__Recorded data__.
===
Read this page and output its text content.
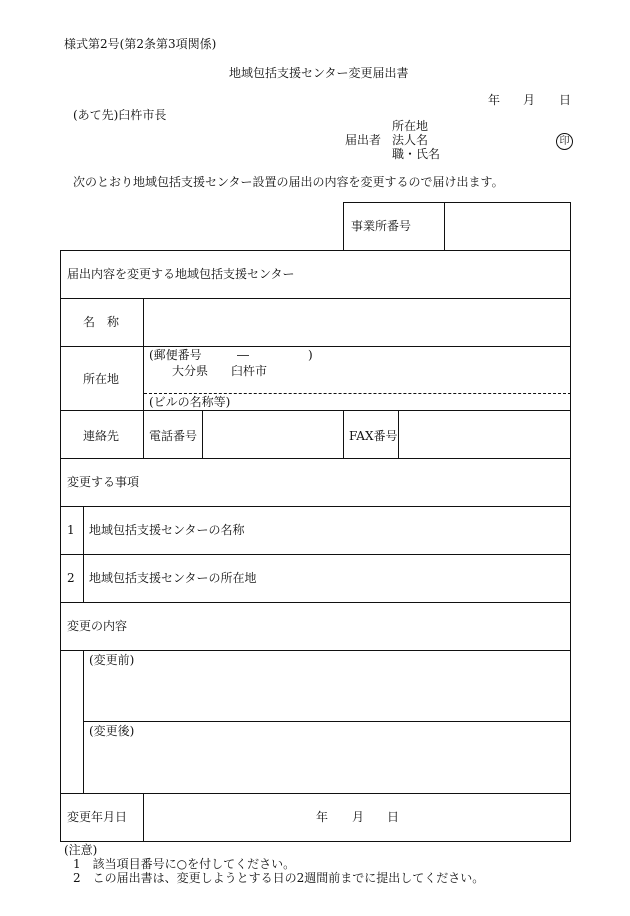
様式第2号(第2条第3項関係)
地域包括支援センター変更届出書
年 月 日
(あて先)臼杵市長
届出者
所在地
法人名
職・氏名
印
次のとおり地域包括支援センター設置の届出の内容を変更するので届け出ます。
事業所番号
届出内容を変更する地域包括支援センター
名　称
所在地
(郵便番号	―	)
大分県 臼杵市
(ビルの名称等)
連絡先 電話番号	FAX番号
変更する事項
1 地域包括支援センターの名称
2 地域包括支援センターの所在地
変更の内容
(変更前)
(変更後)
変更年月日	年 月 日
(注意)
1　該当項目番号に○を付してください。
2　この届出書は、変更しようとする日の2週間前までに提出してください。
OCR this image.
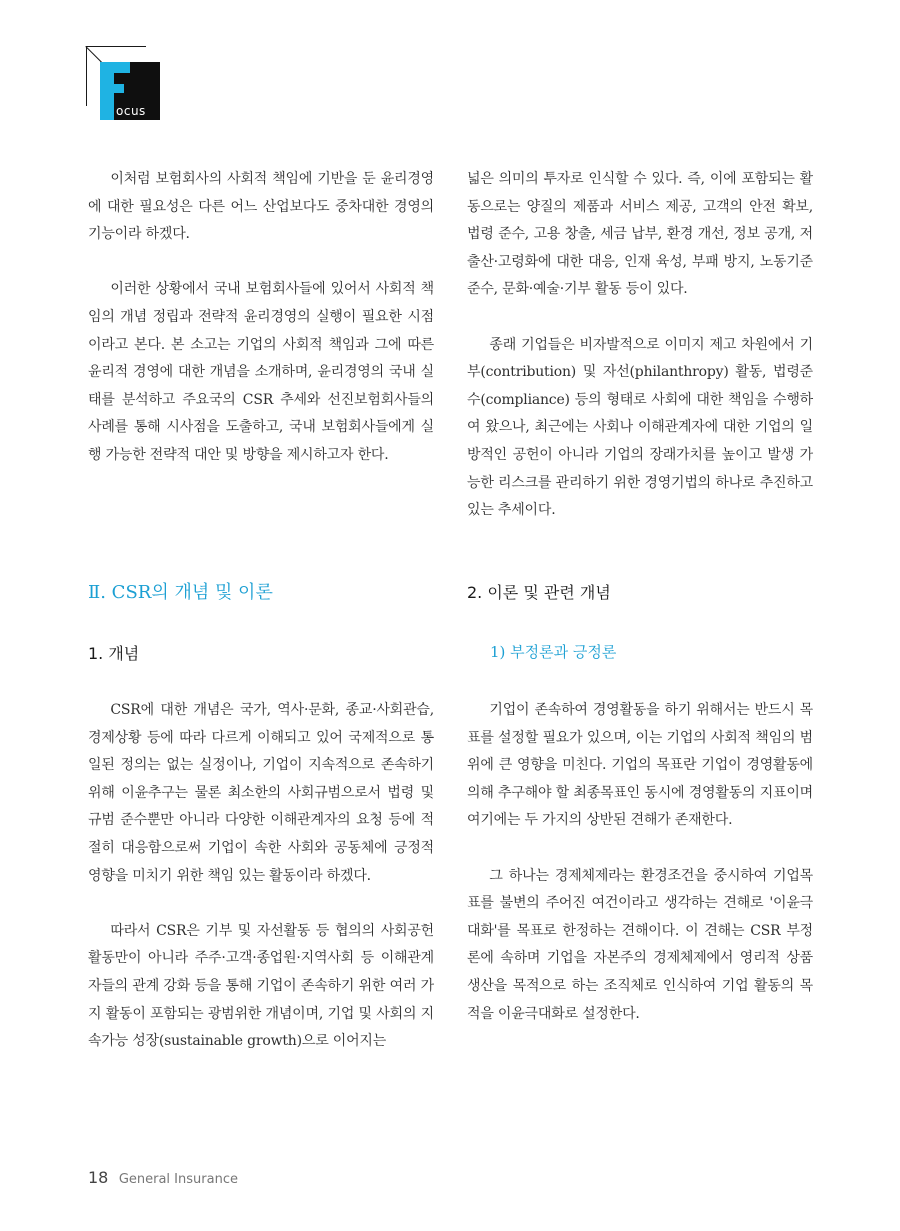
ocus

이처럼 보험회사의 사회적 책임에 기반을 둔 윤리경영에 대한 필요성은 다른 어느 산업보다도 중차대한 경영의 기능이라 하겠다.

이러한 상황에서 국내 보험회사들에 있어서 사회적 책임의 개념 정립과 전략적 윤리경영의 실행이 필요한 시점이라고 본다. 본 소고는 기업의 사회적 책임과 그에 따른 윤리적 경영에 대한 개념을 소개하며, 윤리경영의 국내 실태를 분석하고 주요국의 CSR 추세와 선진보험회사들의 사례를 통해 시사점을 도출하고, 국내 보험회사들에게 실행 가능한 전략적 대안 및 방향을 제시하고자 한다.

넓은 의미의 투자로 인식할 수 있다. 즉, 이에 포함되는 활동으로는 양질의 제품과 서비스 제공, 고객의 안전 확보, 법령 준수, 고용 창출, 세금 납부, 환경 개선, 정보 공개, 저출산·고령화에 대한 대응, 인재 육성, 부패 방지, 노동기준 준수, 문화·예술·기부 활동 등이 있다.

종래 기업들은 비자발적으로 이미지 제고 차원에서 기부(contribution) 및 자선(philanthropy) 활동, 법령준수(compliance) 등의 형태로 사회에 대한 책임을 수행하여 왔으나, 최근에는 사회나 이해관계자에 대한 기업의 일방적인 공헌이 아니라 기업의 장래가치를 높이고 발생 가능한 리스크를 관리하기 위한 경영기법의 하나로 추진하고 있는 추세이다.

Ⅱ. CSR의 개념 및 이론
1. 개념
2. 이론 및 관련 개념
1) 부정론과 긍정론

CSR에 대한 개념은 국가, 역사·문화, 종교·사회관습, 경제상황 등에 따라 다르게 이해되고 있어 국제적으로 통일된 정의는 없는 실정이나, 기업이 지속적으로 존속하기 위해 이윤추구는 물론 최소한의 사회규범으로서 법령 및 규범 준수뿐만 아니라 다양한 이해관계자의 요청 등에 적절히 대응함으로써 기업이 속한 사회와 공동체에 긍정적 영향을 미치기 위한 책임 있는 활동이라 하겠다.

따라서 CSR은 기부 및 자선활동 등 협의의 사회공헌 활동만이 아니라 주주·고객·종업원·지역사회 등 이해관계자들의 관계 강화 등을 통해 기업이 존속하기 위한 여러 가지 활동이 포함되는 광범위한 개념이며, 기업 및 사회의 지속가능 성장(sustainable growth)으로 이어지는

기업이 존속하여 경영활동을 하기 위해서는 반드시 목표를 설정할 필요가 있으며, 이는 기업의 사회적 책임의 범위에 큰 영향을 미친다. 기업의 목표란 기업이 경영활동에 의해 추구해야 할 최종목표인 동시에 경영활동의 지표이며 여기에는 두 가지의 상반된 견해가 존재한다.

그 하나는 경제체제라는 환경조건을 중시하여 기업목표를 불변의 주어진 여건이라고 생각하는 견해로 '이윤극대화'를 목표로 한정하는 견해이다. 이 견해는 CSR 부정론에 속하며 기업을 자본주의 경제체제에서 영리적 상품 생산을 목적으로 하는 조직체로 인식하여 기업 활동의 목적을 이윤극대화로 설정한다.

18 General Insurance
===
__SET TASK__.
Pictures stay out; repeat all the rest of the records exactly.

__SOLUTION FOR THIS TASK__.
Read this page and output its text content.
様式第2号(第2条第3項関係)
地域包括支援センター変更届出書
年 月 日
(あて先)臼杵市長
届出者
所在地
法人名
職・氏名
印
次のとおり地域包括支援センター設置の届出の内容を変更するので届け出ます。
事業所番号
届出内容を変更する地域包括支援センター
名　称
所在地
(郵便番号	―	)
大分県 臼杵市
(ビルの名称等)
連絡先 電話番号	FAX番号
変更する事項
1 地域包括支援センターの名称
2 地域包括支援センターの所在地
変更の内容
(変更前)
(変更後)
変更年月日	年 月 日
(注意)
1　該当項目番号に○を付してください。
2　この届出書は、変更しようとする日の2週間前までに提出してください。
OCR this image.
ocus

이처럼 보험회사의 사회적 책임에 기반을 둔 윤리경영에 대한 필요성은 다른 어느 산업보다도 중차대한 경영의 기능이라 하겠다.

이러한 상황에서 국내 보험회사들에 있어서 사회적 책임의 개념 정립과 전략적 윤리경영의 실행이 필요한 시점이라고 본다. 본 소고는 기업의 사회적 책임과 그에 따른 윤리적 경영에 대한 개념을 소개하며, 윤리경영의 국내 실태를 분석하고 주요국의 CSR 추세와 선진보험회사들의 사례를 통해 시사점을 도출하고, 국내 보험회사들에게 실행 가능한 전략적 대안 및 방향을 제시하고자 한다.

넓은 의미의 투자로 인식할 수 있다. 즉, 이에 포함되는 활동으로는 양질의 제품과 서비스 제공, 고객의 안전 확보, 법령 준수, 고용 창출, 세금 납부, 환경 개선, 정보 공개, 저출산·고령화에 대한 대응, 인재 육성, 부패 방지, 노동기준 준수, 문화·예술·기부 활동 등이 있다.

종래 기업들은 비자발적으로 이미지 제고 차원에서 기부(contribution) 및 자선(philanthropy) 활동, 법령준수(compliance) 등의 형태로 사회에 대한 책임을 수행하여 왔으나, 최근에는 사회나 이해관계자에 대한 기업의 일방적인 공헌이 아니라 기업의 장래가치를 높이고 발생 가능한 리스크를 관리하기 위한 경영기법의 하나로 추진하고 있는 추세이다.

Ⅱ. CSR의 개념 및 이론
1. 개념
2. 이론 및 관련 개념
1) 부정론과 긍정론

CSR에 대한 개념은 국가, 역사·문화, 종교·사회관습, 경제상황 등에 따라 다르게 이해되고 있어 국제적으로 통일된 정의는 없는 실정이나, 기업이 지속적으로 존속하기 위해 이윤추구는 물론 최소한의 사회규범으로서 법령 및 규범 준수뿐만 아니라 다양한 이해관계자의 요청 등에 적절히 대응함으로써 기업이 속한 사회와 공동체에 긍정적 영향을 미치기 위한 책임 있는 활동이라 하겠다.

따라서 CSR은 기부 및 자선활동 등 협의의 사회공헌 활동만이 아니라 주주·고객·종업원·지역사회 등 이해관계자들의 관계 강화 등을 통해 기업이 존속하기 위한 여러 가지 활동이 포함되는 광범위한 개념이며, 기업 및 사회의 지속가능 성장(sustainable growth)으로 이어지는

기업이 존속하여 경영활동을 하기 위해서는 반드시 목표를 설정할 필요가 있으며, 이는 기업의 사회적 책임의 범위에 큰 영향을 미친다. 기업의 목표란 기업이 경영활동에 의해 추구해야 할 최종목표인 동시에 경영활동의 지표이며 여기에는 두 가지의 상반된 견해가 존재한다.

그 하나는 경제체제라는 환경조건을 중시하여 기업목표를 불변의 주어진 여건이라고 생각하는 견해로 '이윤극대화'를 목표로 한정하는 견해이다. 이 견해는 CSR 부정론에 속하며 기업을 자본주의 경제체제에서 영리적 상품 생산을 목적으로 하는 조직체로 인식하여 기업 활동의 목적을 이윤극대화로 설정한다.

18 General Insurance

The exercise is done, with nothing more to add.